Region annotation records
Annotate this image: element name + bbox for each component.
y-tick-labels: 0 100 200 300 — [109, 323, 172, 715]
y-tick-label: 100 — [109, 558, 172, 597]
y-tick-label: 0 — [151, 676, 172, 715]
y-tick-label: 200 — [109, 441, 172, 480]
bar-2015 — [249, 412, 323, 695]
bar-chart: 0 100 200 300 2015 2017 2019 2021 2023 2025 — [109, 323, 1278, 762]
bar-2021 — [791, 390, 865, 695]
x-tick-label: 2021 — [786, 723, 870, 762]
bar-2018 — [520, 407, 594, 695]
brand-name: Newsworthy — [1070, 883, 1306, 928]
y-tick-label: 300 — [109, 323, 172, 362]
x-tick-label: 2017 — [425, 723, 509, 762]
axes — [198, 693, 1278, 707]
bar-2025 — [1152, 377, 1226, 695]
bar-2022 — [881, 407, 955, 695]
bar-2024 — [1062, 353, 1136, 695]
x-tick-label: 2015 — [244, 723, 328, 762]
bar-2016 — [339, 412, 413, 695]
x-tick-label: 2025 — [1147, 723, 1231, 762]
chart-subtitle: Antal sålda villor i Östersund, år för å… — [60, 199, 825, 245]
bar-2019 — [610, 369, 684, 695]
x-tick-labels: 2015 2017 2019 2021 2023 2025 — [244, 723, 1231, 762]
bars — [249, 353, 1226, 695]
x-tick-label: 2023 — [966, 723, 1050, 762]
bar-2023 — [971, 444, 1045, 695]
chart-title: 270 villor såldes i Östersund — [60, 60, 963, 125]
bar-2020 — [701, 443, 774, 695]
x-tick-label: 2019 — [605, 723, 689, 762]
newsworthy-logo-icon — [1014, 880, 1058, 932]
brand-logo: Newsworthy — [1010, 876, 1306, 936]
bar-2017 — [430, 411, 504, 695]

### [INSTRUCTIONS FOR THE TASK]
Quote the listing word for word, starting at its very first line and going down to the line that contains "y-tick-label: 200 — [109, 441, 172, 480]", including that line.

### [SOLUTION TO THIS EXERCISE]
Annotate this image: element name + bbox for each component.
y-tick-labels: 0 100 200 300 — [109, 323, 172, 715]
y-tick-label: 100 — [109, 558, 172, 597]
y-tick-label: 0 — [151, 676, 172, 715]
y-tick-label: 200 — [109, 441, 172, 480]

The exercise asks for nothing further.